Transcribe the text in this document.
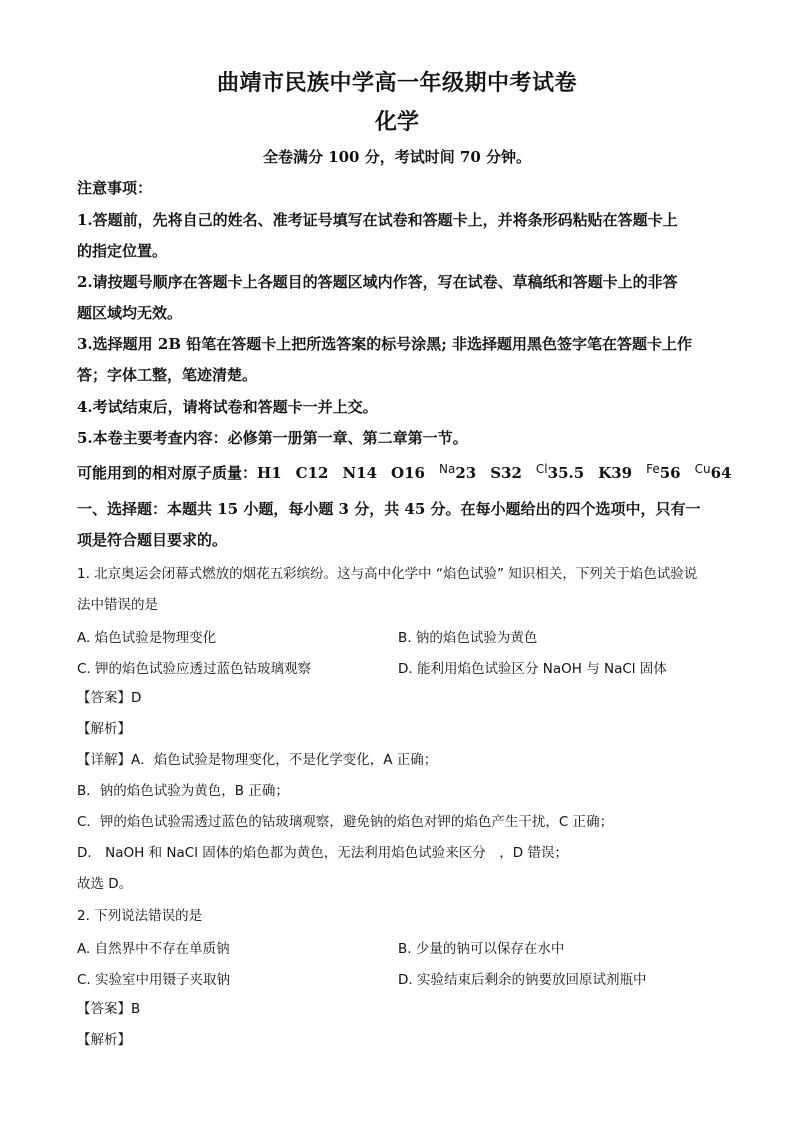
曲靖市民族中学高一年级期中考试卷
化学
全卷满分 100 分，考试时间 70 分钟。
注意事项：
1.答题前，先将自己的姓名、准考证号填写在试卷和答题卡上，并将条形码粘贴在答题卡上
的指定位置。
2.请按题号顺序在答题卡上各题目的答题区域内作答，写在试卷、草稿纸和答题卡上的非答
题区域均无效。
3.选择题用 2B 铅笔在答题卡上把所选答案的标号涂黑; 非选择题用黑色签字笔在答题卡上作
答；字体工整，笔迹清楚。
4.考试结束后，请将试卷和答题卡一并上交。
5.本卷主要考查内容：必修第一册第一章、第二章第一节。
可能用到的相对原子质量：H1 C12 N14 O16 $^{Na}$23 S32 $^{Cl}$35.5 K39 $^{Fe}$56 $^{Cu}$64
一、选择题：本题共 15 小题，每小题 3 分，共 45 分。在每小题给出的四个选项中，只有一
项是符合题目要求的。
1. 北京奥运会闭幕式燃放的烟花五彩缤纷。这与高中化学中 “焰色试验” 知识相关，下列关于焰色试验说
法中错误的是
A. 焰色试验是物理变化	B. 钠的焰色试验为黄色
C. 钾的焰色试验应透过蓝色钴玻璃观察	D. 能利用焰色试验区分 NaOH 与 NaCl 固体
【答案】D
【解析】
【详解】A．焰色试验是物理变化，不是化学变化，A 正确；
B．钠的焰色试验为黄色，B 正确；
C．钾的焰色试验需透过蓝色的钴玻璃观察，避免钠的焰色对钾的焰色产生干扰，C 正确；
D． NaOH 和 NaCl 固体的焰色都为黄色，无法利用焰色试验来区分　，D 错误；
故选 D。
2. 下列说法错误的是
A. 自然界中不存在单质钠	B. 少量的钠可以保存在水中
C. 实验室中用镊子夹取钠	D. 实验结束后剩余的钠要放回原试剂瓶中
【答案】B
【解析】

◆ ◆ ◆ ◆ ◆

◆ Stated exercise
Each entry must be retyped word for word, with every image omitted.

◆ Worked answer
Transcribe the text in this document.
曲靖市民族中学高一年级期中考试卷
化学
全卷满分 100 分，考试时间 70 分钟。
注意事项：
1.答题前，先将自己的姓名、准考证号填写在试卷和答题卡上，并将条形码粘贴在答题卡上
的指定位置。
2.请按题号顺序在答题卡上各题目的答题区域内作答，写在试卷、草稿纸和答题卡上的非答
题区域均无效。
3.选择题用 2B 铅笔在答题卡上把所选答案的标号涂黑; 非选择题用黑色签字笔在答题卡上作
答；字体工整，笔迹清楚。
4.考试结束后，请将试卷和答题卡一并上交。
5.本卷主要考查内容：必修第一册第一章、第二章第一节。
可能用到的相对原子质量：H1 C12 N14 O16 $^{Na}$23 S32 $^{Cl}$35.5 K39 $^{Fe}$56 $^{Cu}$64
一、选择题：本题共 15 小题，每小题 3 分，共 45 分。在每小题给出的四个选项中，只有一
项是符合题目要求的。
1. 北京奥运会闭幕式燃放的烟花五彩缤纷。这与高中化学中 “焰色试验” 知识相关，下列关于焰色试验说
法中错误的是
A. 焰色试验是物理变化	B. 钠的焰色试验为黄色
C. 钾的焰色试验应透过蓝色钴玻璃观察	D. 能利用焰色试验区分 NaOH 与 NaCl 固体
【答案】D
【解析】
【详解】A．焰色试验是物理变化，不是化学变化，A 正确；
B．钠的焰色试验为黄色，B 正确；
C．钾的焰色试验需透过蓝色的钴玻璃观察，避免钠的焰色对钾的焰色产生干扰，C 正确；
D． NaOH 和 NaCl 固体的焰色都为黄色，无法利用焰色试验来区分　，D 错误；
故选 D。
2. 下列说法错误的是
A. 自然界中不存在单质钠	B. 少量的钠可以保存在水中
C. 实验室中用镊子夹取钠	D. 实验结束后剩余的钠要放回原试剂瓶中
【答案】B
【解析】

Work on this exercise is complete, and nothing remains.